What the task requires:
Determine the number of lines containing the word "WordPress", and state that figure alone.

Stored data:
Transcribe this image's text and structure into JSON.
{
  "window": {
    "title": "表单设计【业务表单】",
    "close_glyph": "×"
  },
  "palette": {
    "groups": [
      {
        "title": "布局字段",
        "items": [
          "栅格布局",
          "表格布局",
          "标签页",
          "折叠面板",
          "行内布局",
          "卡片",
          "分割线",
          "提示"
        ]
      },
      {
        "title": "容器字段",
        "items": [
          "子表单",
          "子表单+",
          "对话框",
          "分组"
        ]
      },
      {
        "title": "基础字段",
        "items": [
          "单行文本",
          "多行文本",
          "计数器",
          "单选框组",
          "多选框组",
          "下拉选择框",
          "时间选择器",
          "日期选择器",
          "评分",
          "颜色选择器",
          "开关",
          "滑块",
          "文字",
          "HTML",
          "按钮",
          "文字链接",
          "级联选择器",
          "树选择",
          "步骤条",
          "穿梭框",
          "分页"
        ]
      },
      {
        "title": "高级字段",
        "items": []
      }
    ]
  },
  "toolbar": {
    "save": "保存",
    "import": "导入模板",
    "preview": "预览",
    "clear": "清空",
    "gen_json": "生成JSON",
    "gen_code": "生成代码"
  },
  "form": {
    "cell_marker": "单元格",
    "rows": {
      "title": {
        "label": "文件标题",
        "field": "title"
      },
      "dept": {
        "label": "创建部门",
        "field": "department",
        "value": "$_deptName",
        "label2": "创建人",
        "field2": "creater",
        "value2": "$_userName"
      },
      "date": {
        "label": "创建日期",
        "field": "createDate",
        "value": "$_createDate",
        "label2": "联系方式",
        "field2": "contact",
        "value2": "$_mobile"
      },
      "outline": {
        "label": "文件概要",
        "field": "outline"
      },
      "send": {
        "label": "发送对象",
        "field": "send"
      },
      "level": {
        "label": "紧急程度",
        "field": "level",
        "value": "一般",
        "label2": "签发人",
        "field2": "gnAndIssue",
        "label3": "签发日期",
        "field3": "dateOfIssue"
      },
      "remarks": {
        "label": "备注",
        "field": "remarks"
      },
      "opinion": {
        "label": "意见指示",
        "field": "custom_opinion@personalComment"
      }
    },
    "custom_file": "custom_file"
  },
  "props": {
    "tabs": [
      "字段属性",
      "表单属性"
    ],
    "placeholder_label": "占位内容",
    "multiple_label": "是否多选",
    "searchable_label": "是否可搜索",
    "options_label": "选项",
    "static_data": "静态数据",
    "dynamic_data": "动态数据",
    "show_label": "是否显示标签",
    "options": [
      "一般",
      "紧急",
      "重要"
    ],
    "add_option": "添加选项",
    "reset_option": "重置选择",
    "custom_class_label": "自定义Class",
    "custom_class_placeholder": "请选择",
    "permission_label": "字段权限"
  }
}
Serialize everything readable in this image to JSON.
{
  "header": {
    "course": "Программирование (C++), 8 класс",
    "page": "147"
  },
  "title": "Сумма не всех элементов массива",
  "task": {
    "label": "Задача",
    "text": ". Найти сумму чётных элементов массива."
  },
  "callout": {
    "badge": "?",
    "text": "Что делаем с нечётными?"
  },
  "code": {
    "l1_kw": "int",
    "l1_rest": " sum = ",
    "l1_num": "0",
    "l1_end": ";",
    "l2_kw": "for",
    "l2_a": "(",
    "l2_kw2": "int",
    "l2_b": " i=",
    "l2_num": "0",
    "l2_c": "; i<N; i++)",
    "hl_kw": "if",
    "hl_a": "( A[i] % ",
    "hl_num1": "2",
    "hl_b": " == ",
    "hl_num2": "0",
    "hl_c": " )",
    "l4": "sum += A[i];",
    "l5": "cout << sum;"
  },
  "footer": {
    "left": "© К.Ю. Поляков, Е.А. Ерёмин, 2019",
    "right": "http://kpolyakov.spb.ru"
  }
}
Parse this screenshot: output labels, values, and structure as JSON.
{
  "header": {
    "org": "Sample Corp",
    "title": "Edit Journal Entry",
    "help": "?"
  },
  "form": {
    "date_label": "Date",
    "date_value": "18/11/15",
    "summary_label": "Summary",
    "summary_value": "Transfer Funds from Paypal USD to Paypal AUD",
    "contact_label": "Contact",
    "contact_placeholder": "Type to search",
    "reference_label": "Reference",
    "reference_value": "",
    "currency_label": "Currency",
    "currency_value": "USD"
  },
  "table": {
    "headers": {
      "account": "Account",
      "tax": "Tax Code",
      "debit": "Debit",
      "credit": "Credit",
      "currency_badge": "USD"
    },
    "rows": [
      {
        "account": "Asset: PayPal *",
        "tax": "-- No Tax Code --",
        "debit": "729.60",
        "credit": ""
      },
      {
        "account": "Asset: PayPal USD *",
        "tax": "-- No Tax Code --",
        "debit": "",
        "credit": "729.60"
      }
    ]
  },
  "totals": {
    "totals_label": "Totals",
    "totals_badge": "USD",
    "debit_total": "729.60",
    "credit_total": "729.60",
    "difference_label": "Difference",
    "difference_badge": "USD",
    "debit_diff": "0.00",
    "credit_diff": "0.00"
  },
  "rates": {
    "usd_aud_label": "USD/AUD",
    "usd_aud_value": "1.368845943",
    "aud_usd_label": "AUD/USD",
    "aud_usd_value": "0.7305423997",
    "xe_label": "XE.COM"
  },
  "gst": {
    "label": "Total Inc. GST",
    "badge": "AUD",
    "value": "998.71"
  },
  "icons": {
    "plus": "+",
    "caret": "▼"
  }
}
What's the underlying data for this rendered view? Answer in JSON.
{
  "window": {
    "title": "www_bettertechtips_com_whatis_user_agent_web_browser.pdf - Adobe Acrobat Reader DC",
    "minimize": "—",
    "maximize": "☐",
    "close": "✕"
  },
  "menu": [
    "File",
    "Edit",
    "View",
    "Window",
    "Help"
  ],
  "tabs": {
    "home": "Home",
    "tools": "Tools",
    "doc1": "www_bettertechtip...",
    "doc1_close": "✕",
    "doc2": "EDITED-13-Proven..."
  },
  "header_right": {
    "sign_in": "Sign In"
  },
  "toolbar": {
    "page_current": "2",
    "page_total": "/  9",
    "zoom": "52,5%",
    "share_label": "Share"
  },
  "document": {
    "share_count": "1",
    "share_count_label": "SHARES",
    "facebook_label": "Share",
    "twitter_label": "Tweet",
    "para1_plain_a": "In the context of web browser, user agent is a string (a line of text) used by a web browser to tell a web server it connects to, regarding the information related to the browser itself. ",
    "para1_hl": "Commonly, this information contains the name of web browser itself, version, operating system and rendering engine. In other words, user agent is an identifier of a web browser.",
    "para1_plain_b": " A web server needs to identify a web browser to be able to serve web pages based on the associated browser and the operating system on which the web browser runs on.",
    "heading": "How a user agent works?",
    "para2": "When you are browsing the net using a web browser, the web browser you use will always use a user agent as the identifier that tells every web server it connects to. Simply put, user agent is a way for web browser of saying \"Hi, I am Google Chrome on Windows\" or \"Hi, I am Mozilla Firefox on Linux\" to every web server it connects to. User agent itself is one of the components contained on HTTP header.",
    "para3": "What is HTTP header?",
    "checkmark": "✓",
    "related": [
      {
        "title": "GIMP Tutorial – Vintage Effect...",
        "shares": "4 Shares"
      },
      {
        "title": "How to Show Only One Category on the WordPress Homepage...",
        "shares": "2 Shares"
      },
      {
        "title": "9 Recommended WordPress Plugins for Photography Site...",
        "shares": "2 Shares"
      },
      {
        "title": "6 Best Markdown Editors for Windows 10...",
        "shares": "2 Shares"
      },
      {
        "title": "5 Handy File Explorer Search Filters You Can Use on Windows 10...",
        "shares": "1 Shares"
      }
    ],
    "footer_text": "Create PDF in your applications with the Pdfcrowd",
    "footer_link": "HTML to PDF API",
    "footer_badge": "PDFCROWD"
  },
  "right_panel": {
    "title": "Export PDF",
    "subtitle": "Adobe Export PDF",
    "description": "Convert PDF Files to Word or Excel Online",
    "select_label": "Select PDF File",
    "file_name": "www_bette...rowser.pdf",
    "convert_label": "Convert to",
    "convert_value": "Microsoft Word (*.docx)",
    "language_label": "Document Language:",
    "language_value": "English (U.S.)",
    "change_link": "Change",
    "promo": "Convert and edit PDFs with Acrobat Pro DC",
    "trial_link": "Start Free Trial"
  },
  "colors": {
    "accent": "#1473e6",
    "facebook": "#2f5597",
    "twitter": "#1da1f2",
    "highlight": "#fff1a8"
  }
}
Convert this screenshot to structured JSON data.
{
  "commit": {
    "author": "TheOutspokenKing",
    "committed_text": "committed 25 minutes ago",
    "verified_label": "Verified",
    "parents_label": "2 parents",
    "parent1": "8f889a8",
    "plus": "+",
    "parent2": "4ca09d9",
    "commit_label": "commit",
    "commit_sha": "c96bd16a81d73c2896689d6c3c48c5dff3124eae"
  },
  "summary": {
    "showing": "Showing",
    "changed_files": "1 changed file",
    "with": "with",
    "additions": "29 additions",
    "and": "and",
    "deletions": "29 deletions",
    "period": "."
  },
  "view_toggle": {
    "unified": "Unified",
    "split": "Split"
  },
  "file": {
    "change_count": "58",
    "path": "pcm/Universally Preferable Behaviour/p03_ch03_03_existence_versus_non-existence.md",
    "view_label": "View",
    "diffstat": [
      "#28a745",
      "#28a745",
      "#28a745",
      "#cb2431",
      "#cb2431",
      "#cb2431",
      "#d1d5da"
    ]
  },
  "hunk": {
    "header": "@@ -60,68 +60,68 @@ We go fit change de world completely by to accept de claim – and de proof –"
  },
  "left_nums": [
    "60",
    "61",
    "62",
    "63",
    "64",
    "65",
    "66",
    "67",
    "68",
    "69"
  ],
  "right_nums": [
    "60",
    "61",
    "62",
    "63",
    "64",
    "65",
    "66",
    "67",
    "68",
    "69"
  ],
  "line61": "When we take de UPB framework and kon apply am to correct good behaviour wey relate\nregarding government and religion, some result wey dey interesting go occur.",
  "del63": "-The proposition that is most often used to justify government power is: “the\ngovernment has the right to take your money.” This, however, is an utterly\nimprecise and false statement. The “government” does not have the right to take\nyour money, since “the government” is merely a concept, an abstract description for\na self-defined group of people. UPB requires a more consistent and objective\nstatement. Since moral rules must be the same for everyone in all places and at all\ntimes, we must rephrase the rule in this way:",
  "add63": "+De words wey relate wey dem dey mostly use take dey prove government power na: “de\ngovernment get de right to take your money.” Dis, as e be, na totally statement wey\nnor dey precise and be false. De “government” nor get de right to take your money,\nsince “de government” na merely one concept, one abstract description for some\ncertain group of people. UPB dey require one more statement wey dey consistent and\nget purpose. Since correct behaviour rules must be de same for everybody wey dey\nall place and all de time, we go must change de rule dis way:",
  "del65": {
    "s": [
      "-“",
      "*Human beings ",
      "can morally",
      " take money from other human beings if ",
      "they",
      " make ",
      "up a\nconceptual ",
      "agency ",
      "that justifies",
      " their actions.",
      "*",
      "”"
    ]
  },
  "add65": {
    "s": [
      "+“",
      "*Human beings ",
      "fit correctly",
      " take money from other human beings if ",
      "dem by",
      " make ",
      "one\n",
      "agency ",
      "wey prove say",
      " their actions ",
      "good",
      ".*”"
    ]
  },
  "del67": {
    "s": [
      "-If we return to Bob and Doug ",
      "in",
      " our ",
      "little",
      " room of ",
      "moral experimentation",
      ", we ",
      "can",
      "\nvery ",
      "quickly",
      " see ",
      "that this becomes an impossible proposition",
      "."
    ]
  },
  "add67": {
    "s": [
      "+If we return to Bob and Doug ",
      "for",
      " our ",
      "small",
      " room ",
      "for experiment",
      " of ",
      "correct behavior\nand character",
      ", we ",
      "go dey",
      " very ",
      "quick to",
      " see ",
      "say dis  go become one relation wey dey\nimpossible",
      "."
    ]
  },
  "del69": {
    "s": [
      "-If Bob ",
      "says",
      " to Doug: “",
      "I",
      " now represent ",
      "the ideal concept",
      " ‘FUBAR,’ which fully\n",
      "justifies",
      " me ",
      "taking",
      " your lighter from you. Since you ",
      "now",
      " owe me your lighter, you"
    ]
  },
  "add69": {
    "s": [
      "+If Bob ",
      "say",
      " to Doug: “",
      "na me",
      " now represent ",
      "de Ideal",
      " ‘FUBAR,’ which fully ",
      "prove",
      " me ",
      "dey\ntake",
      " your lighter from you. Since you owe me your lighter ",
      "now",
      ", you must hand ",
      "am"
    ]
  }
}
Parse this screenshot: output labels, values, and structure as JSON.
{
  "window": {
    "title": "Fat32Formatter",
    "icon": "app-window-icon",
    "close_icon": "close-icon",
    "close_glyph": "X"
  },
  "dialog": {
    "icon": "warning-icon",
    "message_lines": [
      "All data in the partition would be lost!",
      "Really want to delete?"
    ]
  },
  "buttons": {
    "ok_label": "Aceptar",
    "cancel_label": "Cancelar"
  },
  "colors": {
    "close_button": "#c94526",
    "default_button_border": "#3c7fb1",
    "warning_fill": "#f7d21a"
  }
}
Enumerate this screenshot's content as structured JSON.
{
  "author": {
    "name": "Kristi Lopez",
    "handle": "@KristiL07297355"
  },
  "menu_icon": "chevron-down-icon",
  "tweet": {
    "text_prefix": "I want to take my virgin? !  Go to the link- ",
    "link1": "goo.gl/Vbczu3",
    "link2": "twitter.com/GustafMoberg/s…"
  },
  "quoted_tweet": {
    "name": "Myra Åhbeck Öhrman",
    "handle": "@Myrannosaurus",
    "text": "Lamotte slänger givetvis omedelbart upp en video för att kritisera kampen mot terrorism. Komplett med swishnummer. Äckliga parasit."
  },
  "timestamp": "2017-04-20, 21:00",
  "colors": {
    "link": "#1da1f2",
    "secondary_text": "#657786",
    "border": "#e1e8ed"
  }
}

Task response:
2